▶ [SEGMENTO DEL DOCUMENTO]:
┄┄┄┄┄┄┄┄┄┄

Se però questa è la massa, fatta di uomini che ad essa si annullano, all'interno/esterno di questa si pongono altri uomini. Perché il sogno del volo non è in tutti rattrappito. Sono gli emarginati, i pazzi, i filosofi, gli incompresi, gli artisti, ma non solo: sono gli impiegati, gli operai, gli uomini che prima di identificarsi come etichette, danno a sé stessi l'appellativo di esseri umani. Scomodi per questo sistema, dannosi oltre che inutili e superflui. Ma, di questa base, qualcuno ha saputo approfittare. Rimane costante l'idea che il bene di tutti sia il bene della maggioranza, e che se la maggioranza è diretta verso una direzione, questi altri la seguono, docilmente. Però subentra un primo problema: questa non è la reale maggioranza. La reale maggioranza è quel sottoproletariato di cui parlavo prima. Che, forse, al posto della pseudo borghesia, si comporterebbe in maniera esattamente uguale. In fondo siamo in grandissima parte determinati dall'ambiente in cui viviamo e dalle influenze che riceviamo, inutile pensare che loro o noi, ai piani alti, ci comporteremmo diversamente dalle persone che tanto critichiamo. Però, lo ribadisco, la vera maggioranza è altrove.
Punto secondo: la società moderna, fautrice di un turbocapitalismo e consumismo feroce, incessante e sempre più devastante, sta distruggendo sé stessa ed il pianeta. Questa società vive in una bolla di sapone, sta consumando risorse a ritmi che non è capace di sostenere a lungo termine, sta consumando sé stessa con i meccanismi che ha essa stessa inventato. La crisi potrebbe finire, sebbene non lo creda, ma ne seguiranno altre. E se, nonostante tutto, il capitalismo dovesse trovare il modo di salvarsi, la crisi ambientale lo farebbe soccombere presto. È innanzitutto, quindi, necessario riplasmare la società. Questo non avverrà spontaneamente, sarà forse necessaria una catastrofe, una crisi ancor più grande, un disastro ambientale, una terza guerra mondiale, forse tutte queste cose si sommeranno. Ma appare inevitabile che accada.

┄┄┄┄┄┄┄┄┄┄

▶ [ESTRATTO DEI DATI]:
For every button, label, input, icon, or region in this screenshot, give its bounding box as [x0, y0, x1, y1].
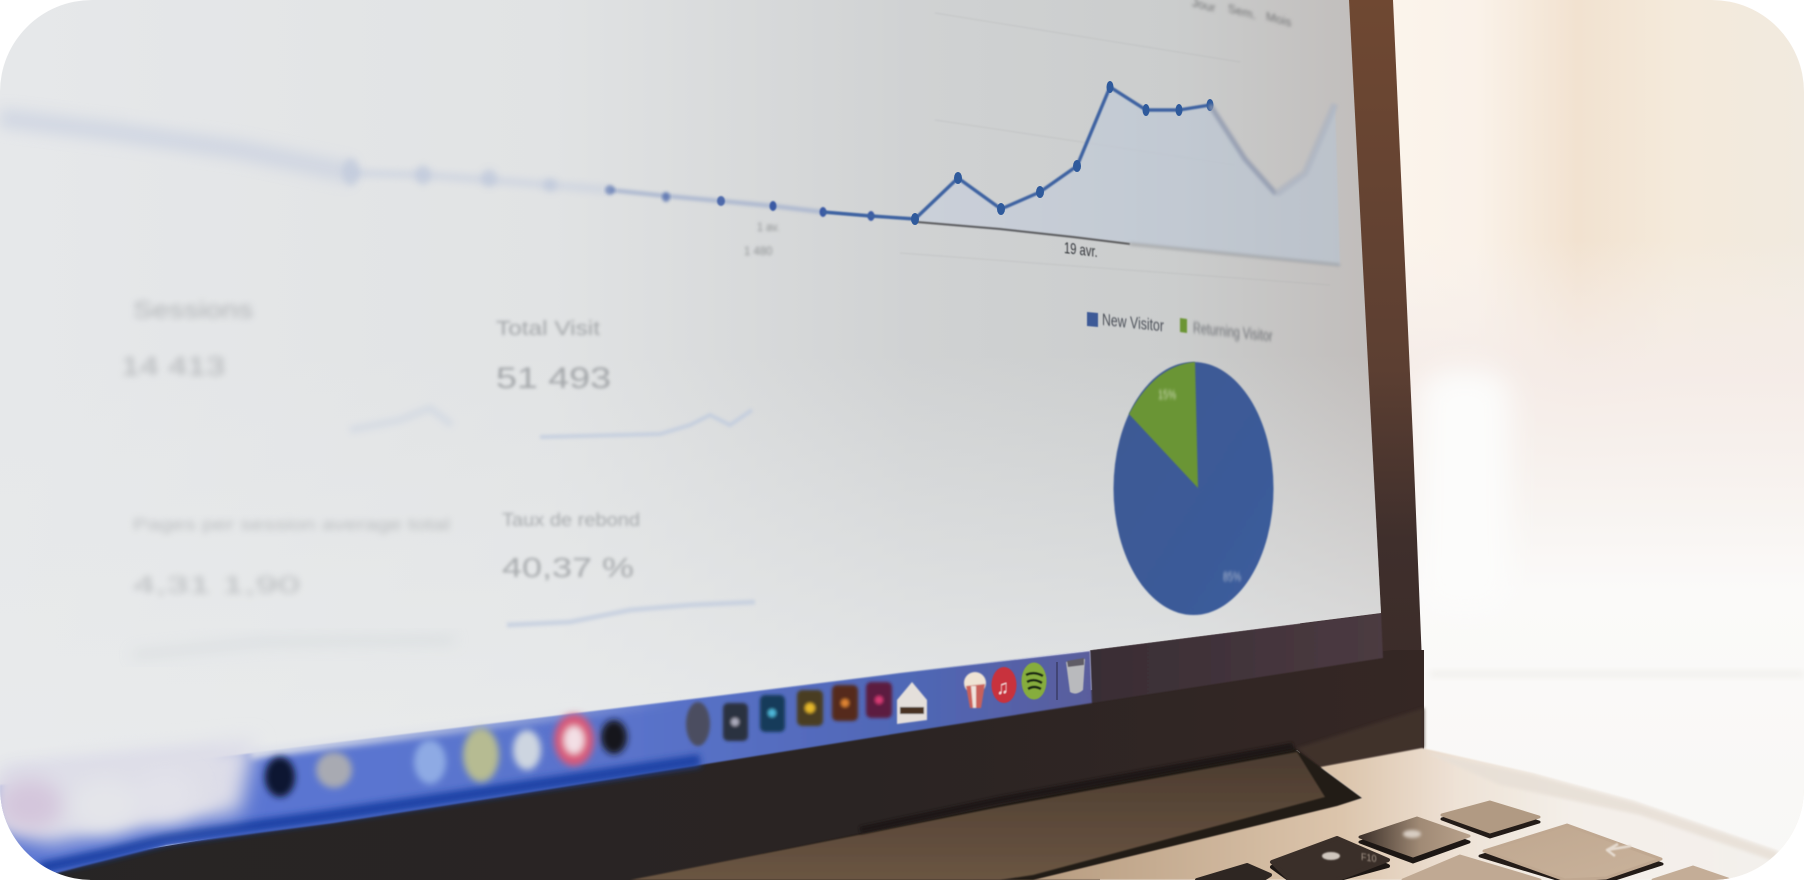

┄┄┄┄┄┄┄┄┄┄

▶ [LE CONSEGNE]:
1/ Ricopi fedelmente il passo del testo sulla società moderna iniziando da "Punto secondo: la" e terminando con "inevitabile che accada.".
2/ Nel testo sulla società moderna, che cosa farebbe soccombere presto il capitalismo qualora questo trovasse il modo di salvarsi?
3/ Prosegua il testo sulla società moderna a partire dalla sua ultima frase.

▶ [RISPOSTE ALL'ESERCIZIO]:
1/
Punto secondo: la società moderna, fautrice di un turbocapitalismo e consumismo feroce, incessante e sempre più devastante, sta distruggendo sé stessa ed il pianeta. Questa società vive in una bolla di sapone, sta consumando risorse a ritmi che non è capace di sostenere a lungo termine, sta consumando sé stessa con i meccanismi che ha essa stessa inventato. La crisi potrebbe finire, sebbene non lo creda, ma ne seguiranno altre. E se, nonostante tutto, il capitalismo dovesse trovare il modo di salvarsi, la crisi ambientale lo farebbe soccombere presto. È innanzitutto, quindi, necessario riplasmare la società. Questo non avverrà spontaneamente, sarà forse necessaria una catastrofe, una crisi ancor più grande, un disastro ambientale, una terza guerra mondiale, forse tutte queste cose si sommeranno. Ma appare inevitabile che accada.

2/ La crisi ambientale.

3/
Riprendiamo ora un processo evolutivo avvenuto realmente sul nostro pianeta, e facciamo su di esso una analogia. La terra, un tempo luogo arido e inospitale, si è popolata di piccoli esseri viventi, piccoli microrganismi, che si sono pian piano evoluti, fino a diventare organismi acquatici multicellulari, sempre più grandi, sempre più complessi e sviluppati. A questi sono seguiti gli anfibi, che hanno raggiunto la terraferma e l'hanno colonizzata. Vi si sono aggiunti i mastodontici rettili, i dinosauri. I dinosauri avevano una caratteristica importante: erano dotati di grandissima forza, erano enormi, potenti, ma non avevano sviluppato il loro cervello. Esso era minuscolo, al confronto, e i dinosauri non sfruttavano adeguatamente le loro pur grandi potenzialità, non avendo alcuna prospettiva per il futuro, basando la loro vita solo sul bisogno presente. I dinosauri sono scomparsi. Non si sa ancora bene il perché, è stato in seguito ad una catastrofe ambientale si presume. Accanto a loro si erano sviluppati i piccoli e impotenti mammiferi che, di fianco ai grandi dinosauri, nulla poterono, ma seppero resistere a questa catastrofe, seppero essere più lungimiranti, seppero guardare al futuro e colonizzarono il pianeta, sebbene apparentemente molto più deboli.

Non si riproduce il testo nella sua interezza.